Problem description
Copy each line where the word "even" occurs.

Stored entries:
■ ■ ■ ■ ■ ■ ■

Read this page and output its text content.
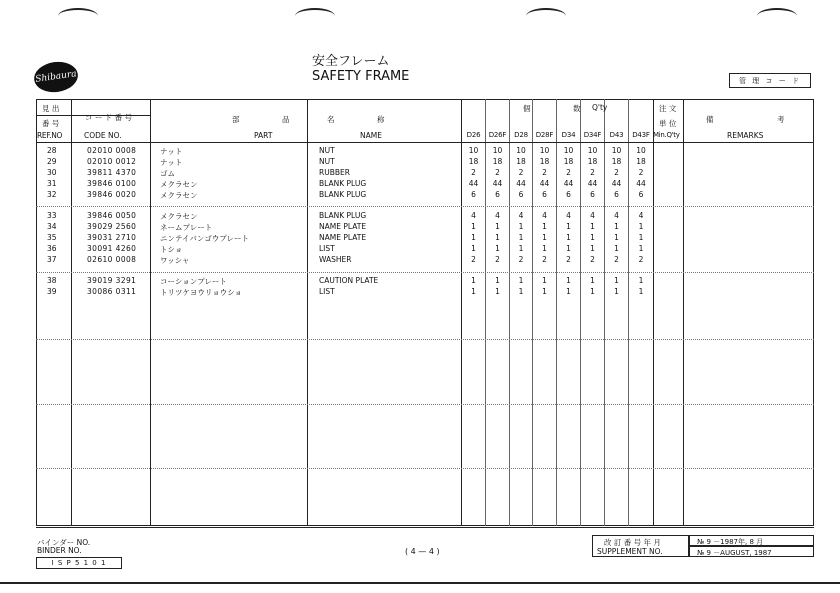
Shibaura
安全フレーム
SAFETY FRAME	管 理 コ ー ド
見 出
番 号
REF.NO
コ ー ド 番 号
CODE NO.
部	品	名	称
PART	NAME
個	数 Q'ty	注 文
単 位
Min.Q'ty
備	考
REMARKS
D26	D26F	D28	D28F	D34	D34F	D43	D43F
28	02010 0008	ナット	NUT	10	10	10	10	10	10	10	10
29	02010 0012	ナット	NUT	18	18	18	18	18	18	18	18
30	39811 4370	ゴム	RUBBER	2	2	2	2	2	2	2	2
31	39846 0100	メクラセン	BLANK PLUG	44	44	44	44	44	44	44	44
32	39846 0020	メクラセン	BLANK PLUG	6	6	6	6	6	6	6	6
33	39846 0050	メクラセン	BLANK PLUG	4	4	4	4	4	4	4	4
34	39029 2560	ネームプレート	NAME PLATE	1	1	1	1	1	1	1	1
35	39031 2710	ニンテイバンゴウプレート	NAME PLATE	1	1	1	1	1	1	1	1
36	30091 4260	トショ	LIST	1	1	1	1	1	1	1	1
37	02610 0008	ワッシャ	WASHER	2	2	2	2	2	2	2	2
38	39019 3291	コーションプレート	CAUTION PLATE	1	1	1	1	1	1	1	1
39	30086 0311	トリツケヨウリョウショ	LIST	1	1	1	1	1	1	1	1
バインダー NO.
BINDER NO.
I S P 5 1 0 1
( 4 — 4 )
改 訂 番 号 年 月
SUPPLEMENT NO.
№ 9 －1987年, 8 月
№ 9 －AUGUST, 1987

■ ■ ■ ■ ■ ■ ■

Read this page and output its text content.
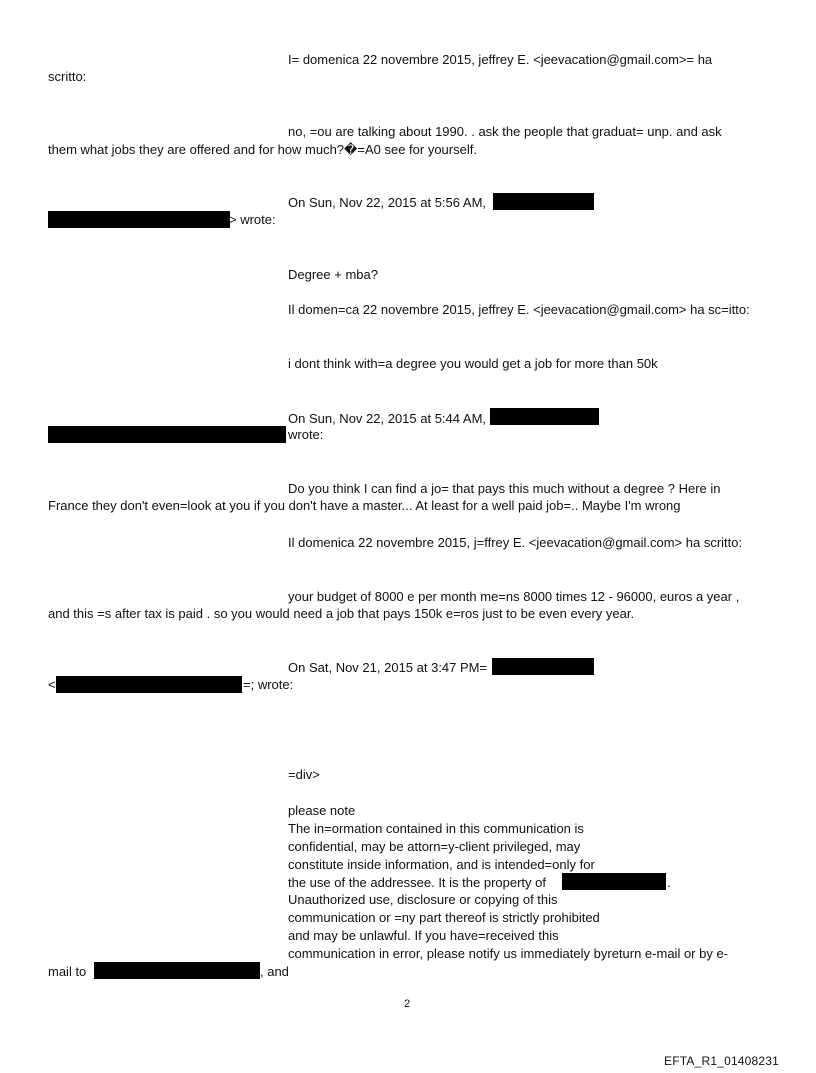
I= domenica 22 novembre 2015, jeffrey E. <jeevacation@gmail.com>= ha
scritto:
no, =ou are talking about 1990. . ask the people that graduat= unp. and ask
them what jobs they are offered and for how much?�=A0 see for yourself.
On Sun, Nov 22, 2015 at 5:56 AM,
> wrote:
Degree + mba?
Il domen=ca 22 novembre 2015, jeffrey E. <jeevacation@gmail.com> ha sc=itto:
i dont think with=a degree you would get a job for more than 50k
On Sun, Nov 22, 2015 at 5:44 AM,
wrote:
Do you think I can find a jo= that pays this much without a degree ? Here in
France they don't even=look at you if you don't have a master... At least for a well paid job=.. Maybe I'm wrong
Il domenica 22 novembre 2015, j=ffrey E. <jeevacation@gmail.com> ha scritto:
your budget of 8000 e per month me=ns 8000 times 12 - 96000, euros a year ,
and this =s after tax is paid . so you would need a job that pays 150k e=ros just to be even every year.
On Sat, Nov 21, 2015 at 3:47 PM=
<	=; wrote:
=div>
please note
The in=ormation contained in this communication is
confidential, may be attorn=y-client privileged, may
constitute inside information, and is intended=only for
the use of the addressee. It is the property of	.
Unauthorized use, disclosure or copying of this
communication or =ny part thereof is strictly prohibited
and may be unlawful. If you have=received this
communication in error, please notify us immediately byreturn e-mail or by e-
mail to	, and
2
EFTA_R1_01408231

■ ■ ■ ■ ■ ■ ■

In response
France they don't even=look at you if you don't have a master... At least for a well paid job=.. Maybe I'm wrong
and this =s after tax is paid . so you would need a job that pays 150k e=ros just to be even every year.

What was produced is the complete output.